(Data records)

--- BEGIN ---

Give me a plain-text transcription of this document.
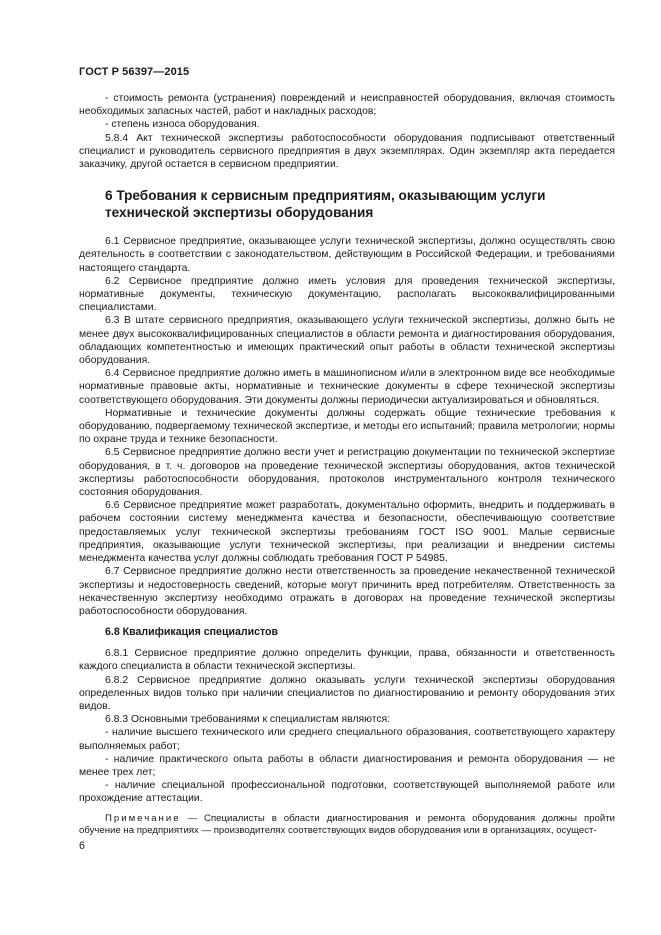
ГОСТ Р 56397—2015

- стоимость ремонта (устранения) повреждений и неисправностей оборудования, включая стоимость необходимых запасных частей, работ и накладных расходов;

- степень износа оборудования.

5.8.4 Акт технической экспертизы работоспособности оборудования подписывают ответственный специалист и руководитель сервисного предприятия в двух экземплярах. Один экземпляр акта передается заказчику, другой остается в сервисном предприятии.

6 Требования к сервисным предприятиям, оказывающим услуги технической экспертизы оборудования

6.1 Сервисное предприятие, оказывающее услуги технической экспертизы, должно осуществлять свою деятельность в соответствии с законодательством, действующим в Российской Федерации, и требованиями настоящего стандарта.

6.2 Сервисное предприятие должно иметь условия для проведения технической экспертизы, нормативные документы, техническую документацию, располагать высококвалифицированными специалистами.

6.3 В штате сервисного предприятия, оказывающего услуги технической экспертизы, должно быть не менее двух высококвалифицированных специалистов в области ремонта и диагностирования оборудования, обладающих компетентностью и имеющих практический опыт работы в области технической экспертизы оборудования.

6.4 Сервисное предприятие должно иметь в машинописном и/или в электронном виде все необходимые нормативные правовые акты, нормативные и технические документы в сфере технической экспертизы соответствующего оборудования. Эти документы должны периодически актуализироваться и обновляться.

Нормативные и технические документы должны содержать общие технические требования к оборудованию, подвергаемому технической экспертизе, и методы его испытаний; правила метрологии; нормы по охране труда и технике безопасности.

6.5 Сервисное предприятие должно вести учет и регистрацию документации по технической экспертизе оборудования, в т. ч. договоров на проведение технической экспертизы оборудования, актов технической экспертизы работоспособности оборудования, протоколов инструментального контроля технического состояния оборудования.

6.6 Сервисное предприятие может разработать, документально оформить, внедрить и поддерживать в рабочем состоянии систему менеджмента качества и безопасности, обеспечивающую соответствие предоставляемых услуг технической экспертизы требованиям ГОСТ ISO 9001. Малые сервисные предприятия, оказывающие услуги технической экспертизы, при реализации и внедрении системы менеджмента качества услуг должны соблюдать требования ГОСТ Р 54985.

6.7 Сервисное предприятие должно нести ответственность за проведение некачественной технической экспертизы и недостоверность сведений, которые могут причинить вред потребителям. Ответственность за некачественную экспертизу необходимо отражать в договорах на проведение технической экспертизы работоспособности оборудования.

6.8 Квалификация специалистов

6.8.1 Сервисное предприятие должно определить функции, права, обязанности и ответственность каждого специалиста в области технической экспертизы.

6.8.2 Сервисное предприятие должно оказывать услуги технической экспертизы оборудования определенных видов только при наличии специалистов по диагностированию и ремонту оборудования этих видов.

6.8.3 Основными требованиями к специалистам являются:

- наличие высшего технического или среднего специального образования, соответствующего характеру выполняемых работ;

- наличие практического опыта работы в области диагностирования и ремонта оборудования — не менее трех лет;

- наличие специальной профессиональной подготовки, соответствующей выполняемой работе или прохождение аттестации.

Примечание — Специалисты в области диагностирования и ремонта оборудования должны пройти обучение на предприятиях — производителях соответствующих видов оборудования или в организациях, осущест-

6
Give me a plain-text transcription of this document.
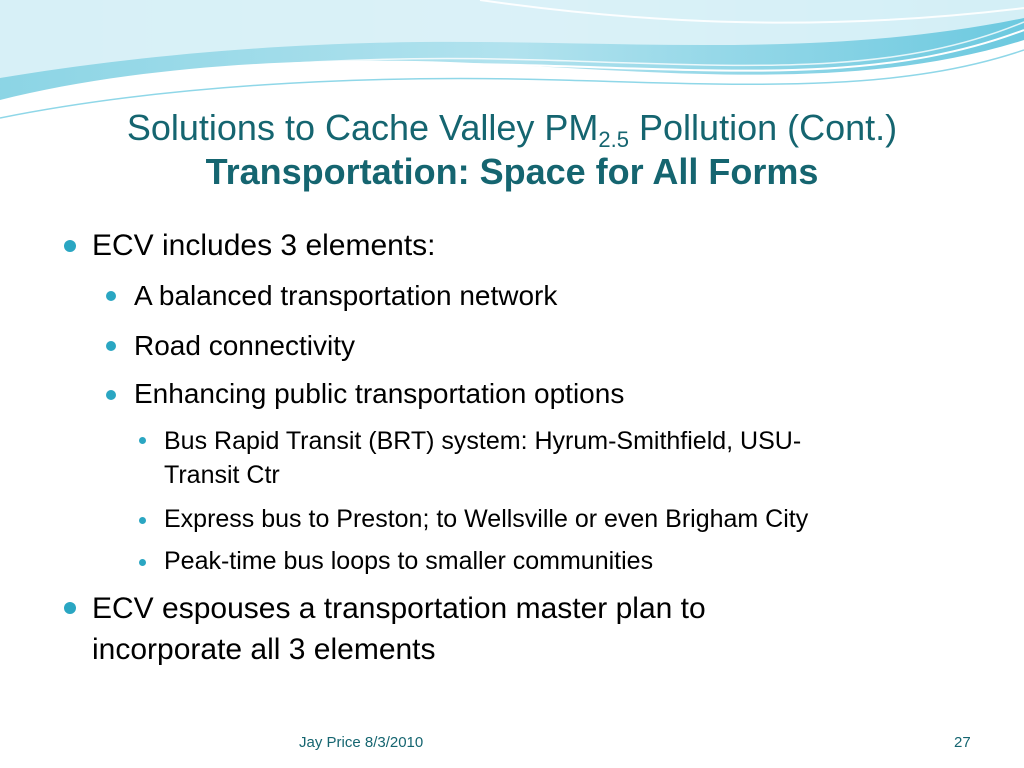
Solutions to Cache Valley $PM_{2.5}$ Pollution (Cont.)
Transportation: Space for All Forms
ECV includes 3 elements:
A balanced transportation network
Road connectivity
Enhancing public transportation options
Bus Rapid Transit (BRT) system: Hyrum-Smithfield, USU-
Transit Ctr
Express bus to Preston; to Wellsville or even Brigham City
Peak-time bus loops to smaller communities
ECV espouses a transportation master plan to
incorporate all 3 elements
Jay Price 8/3/2010	27
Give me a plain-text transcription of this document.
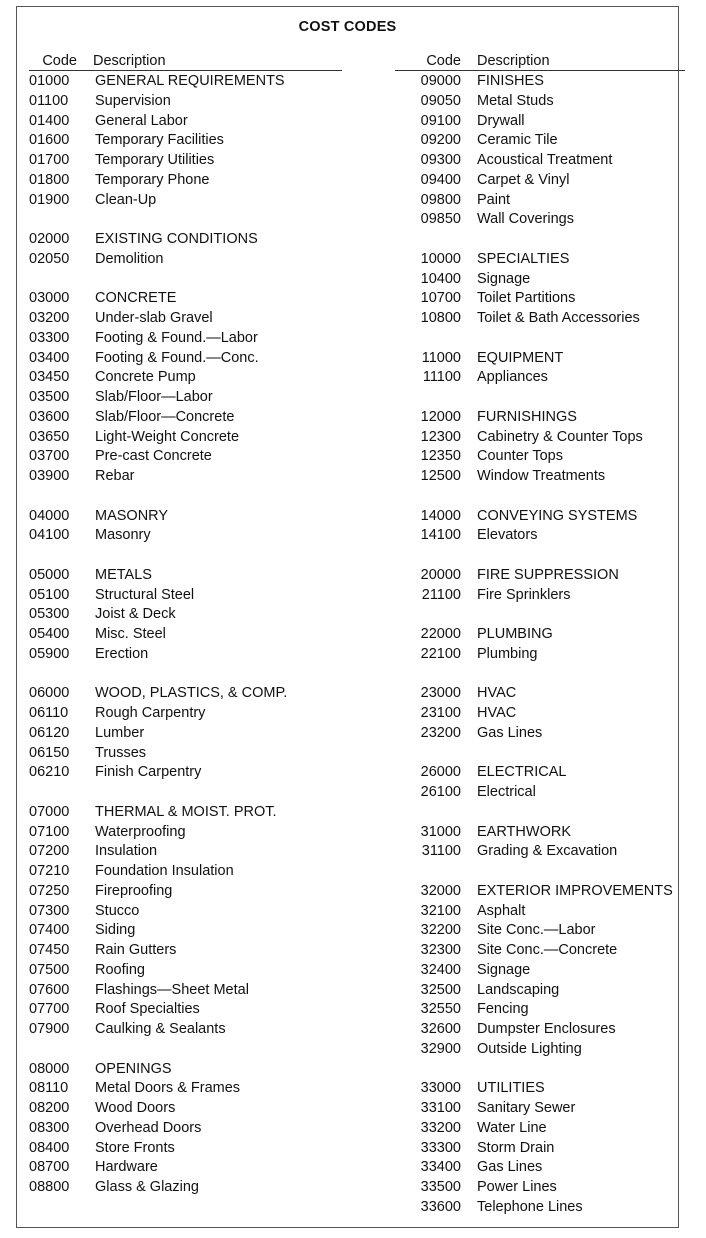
COST CODES
Code	Description
01000	GENERAL REQUIREMENTS
01100	Supervision
01400	General Labor
01600	Temporary Facilities
01700	Temporary Utilities
01800	Temporary Phone
01900	Clean-Up
02000	EXISTING CONDITIONS
02050	Demolition
03000	CONCRETE
03200	Under-slab Gravel
03300	Footing & Found.—Labor
03400	Footing & Found.—Conc.
03450	Concrete Pump
03500	Slab/Floor—Labor
03600	Slab/Floor—Concrete
03650	Light-Weight Concrete
03700	Pre-cast Concrete
03900	Rebar
04000	MASONRY
04100	Masonry
05000	METALS
05100	Structural Steel
05300	Joist & Deck
05400	Misc. Steel
05900	Erection
06000	WOOD, PLASTICS, & COMP.
06110	Rough Carpentry
06120	Lumber
06150	Trusses
06210	Finish Carpentry
07000	THERMAL & MOIST. PROT.
07100	Waterproofing
07200	Insulation
07210	Foundation Insulation
07250	Fireproofing
07300	Stucco
07400	Siding
07450	Rain Gutters
07500	Roofing
07600	Flashings—Sheet Metal
07700	Roof Specialties
07900	Caulking & Sealants
08000	OPENINGS
08110	Metal Doors & Frames
08200	Wood Doors
08300	Overhead Doors
08400	Store Fronts
08700	Hardware
08800	Glass & Glazing
Code	Description
09000	FINISHES
09050	Metal Studs
09100	Drywall
09200	Ceramic Tile
09300	Acoustical Treatment
09400	Carpet & Vinyl
09800	Paint
09850	Wall Coverings
10000	SPECIALTIES
10400	Signage
10700	Toilet Partitions
10800	Toilet & Bath Accessories
11000	EQUIPMENT
11100	Appliances
12000	FURNISHINGS
12300	Cabinetry & Counter Tops
12350	Counter Tops
12500	Window Treatments
14000	CONVEYING SYSTEMS
14100	Elevators
20000	FIRE SUPPRESSION
21100	Fire Sprinklers
22000	PLUMBING
22100	Plumbing
23000	HVAC
23100	HVAC
23200	Gas Lines
26000	ELECTRICAL
26100	Electrical
31000	EARTHWORK
31100	Grading & Excavation
32000	EXTERIOR IMPROVEMENTS
32100	Asphalt
32200	Site Conc.—Labor
32300	Site Conc.—Concrete
32400	Signage
32500	Landscaping
32550	Fencing
32600	Dumpster Enclosures
32900	Outside Lighting
33000	UTILITIES
33100	Sanitary Sewer
33200	Water Line
33300	Storm Drain
33400	Gas Lines
33500	Power Lines
33600	Telephone Lines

--- END ---

• [SET PROBLEM] All of the data above should be transcribed verbatim, with pictures omitted.

• [COMPLETED TASK]
Give me a plain-text transcription of this document.
ГОСТ Р 56397—2015

- стоимость ремонта (устранения) повреждений и неисправностей оборудования, включая стоимость необходимых запасных частей, работ и накладных расходов;

- степень износа оборудования.

5.8.4 Акт технической экспертизы работоспособности оборудования подписывают ответственный специалист и руководитель сервисного предприятия в двух экземплярах. Один экземпляр акта передается заказчику, другой остается в сервисном предприятии.

6 Требования к сервисным предприятиям, оказывающим услуги технической экспертизы оборудования

6.1 Сервисное предприятие, оказывающее услуги технической экспертизы, должно осуществлять свою деятельность в соответствии с законодательством, действующим в Российской Федерации, и требованиями настоящего стандарта.

6.2 Сервисное предприятие должно иметь условия для проведения технической экспертизы, нормативные документы, техническую документацию, располагать высококвалифицированными специалистами.

6.3 В штате сервисного предприятия, оказывающего услуги технической экспертизы, должно быть не менее двух высококвалифицированных специалистов в области ремонта и диагностирования оборудования, обладающих компетентностью и имеющих практический опыт работы в области технической экспертизы оборудования.

6.4 Сервисное предприятие должно иметь в машинописном и/или в электронном виде все необходимые нормативные правовые акты, нормативные и технические документы в сфере технической экспертизы соответствующего оборудования. Эти документы должны периодически актуализироваться и обновляться.

Нормативные и технические документы должны содержать общие технические требования к оборудованию, подвергаемому технической экспертизе, и методы его испытаний; правила метрологии; нормы по охране труда и технике безопасности.

6.5 Сервисное предприятие должно вести учет и регистрацию документации по технической экспертизе оборудования, в т. ч. договоров на проведение технической экспертизы оборудования, актов технической экспертизы работоспособности оборудования, протоколов инструментального контроля технического состояния оборудования.

6.6 Сервисное предприятие может разработать, документально оформить, внедрить и поддерживать в рабочем состоянии систему менеджмента качества и безопасности, обеспечивающую соответствие предоставляемых услуг технической экспертизы требованиям ГОСТ ISO 9001. Малые сервисные предприятия, оказывающие услуги технической экспертизы, при реализации и внедрении системы менеджмента качества услуг должны соблюдать требования ГОСТ Р 54985.

6.7 Сервисное предприятие должно нести ответственность за проведение некачественной технической экспертизы и недостоверность сведений, которые могут причинить вред потребителям. Ответственность за некачественную экспертизу необходимо отражать в договорах на проведение технической экспертизы работоспособности оборудования.

6.8 Квалификация специалистов

6.8.1 Сервисное предприятие должно определить функции, права, обязанности и ответственность каждого специалиста в области технической экспертизы.

6.8.2 Сервисное предприятие должно оказывать услуги технической экспертизы оборудования определенных видов только при наличии специалистов по диагностированию и ремонту оборудования этих видов.

6.8.3 Основными требованиями к специалистам являются:

- наличие высшего технического или среднего специального образования, соответствующего характеру выполняемых работ;

- наличие практического опыта работы в области диагностирования и ремонта оборудования — не менее трех лет;

- наличие специальной профессиональной подготовки, соответствующей выполняемой работе или прохождение аттестации.

Примечание — Специалисты в области диагностирования и ремонта оборудования должны пройти обучение на предприятиях — производителях соответствующих видов оборудования или в организациях, осущест-

6
Give me a plain-text transcription of this document.
Solutions to Cache Valley $PM_{2.5}$ Pollution (Cont.)
Transportation: Space for All Forms
ECV includes 3 elements:
A balanced transportation network
Road connectivity
Enhancing public transportation options
Bus Rapid Transit (BRT) system: Hyrum-Smithfield, USU-
Transit Ctr
Express bus to Preston; to Wellsville or even Brigham City
Peak-time bus loops to smaller communities
ECV espouses a transportation master plan to
incorporate all 3 elements
Jay Price 8/3/2010	27
Give me a plain-text transcription of this document.
COST CODES
Code	Description
01000	GENERAL REQUIREMENTS
01100	Supervision
01400	General Labor
01600	Temporary Facilities
01700	Temporary Utilities
01800	Temporary Phone
01900	Clean-Up
02000	EXISTING CONDITIONS
02050	Demolition
03000	CONCRETE
03200	Under-slab Gravel
03300	Footing & Found.—Labor
03400	Footing & Found.—Conc.
03450	Concrete Pump
03500	Slab/Floor—Labor
03600	Slab/Floor—Concrete
03650	Light-Weight Concrete
03700	Pre-cast Concrete
03900	Rebar
04000	MASONRY
04100	Masonry
05000	METALS
05100	Structural Steel
05300	Joist & Deck
05400	Misc. Steel
05900	Erection
06000	WOOD, PLASTICS, & COMP.
06110	Rough Carpentry
06120	Lumber
06150	Trusses
06210	Finish Carpentry
07000	THERMAL & MOIST. PROT.
07100	Waterproofing
07200	Insulation
07210	Foundation Insulation
07250	Fireproofing
07300	Stucco
07400	Siding
07450	Rain Gutters
07500	Roofing
07600	Flashings—Sheet Metal
07700	Roof Specialties
07900	Caulking & Sealants
08000	OPENINGS
08110	Metal Doors & Frames
08200	Wood Doors
08300	Overhead Doors
08400	Store Fronts
08700	Hardware
08800	Glass & Glazing
Code	Description
09000	FINISHES
09050	Metal Studs
09100	Drywall
09200	Ceramic Tile
09300	Acoustical Treatment
09400	Carpet & Vinyl
09800	Paint
09850	Wall Coverings
10000	SPECIALTIES
10400	Signage
10700	Toilet Partitions
10800	Toilet & Bath Accessories
11000	EQUIPMENT
11100	Appliances
12000	FURNISHINGS
12300	Cabinetry & Counter Tops
12350	Counter Tops
12500	Window Treatments
14000	CONVEYING SYSTEMS
14100	Elevators
20000	FIRE SUPPRESSION
21100	Fire Sprinklers
22000	PLUMBING
22100	Plumbing
23000	HVAC
23100	HVAC
23200	Gas Lines
26000	ELECTRICAL
26100	Electrical
31000	EARTHWORK
31100	Grading & Excavation
32000	EXTERIOR IMPROVEMENTS
32100	Asphalt
32200	Site Conc.—Labor
32300	Site Conc.—Concrete
32400	Signage
32500	Landscaping
32550	Fencing
32600	Dumpster Enclosures
32900	Outside Lighting
33000	UTILITIES
33100	Sanitary Sewer
33200	Water Line
33300	Storm Drain
33400	Gas Lines
33500	Power Lines
33600	Telephone Lines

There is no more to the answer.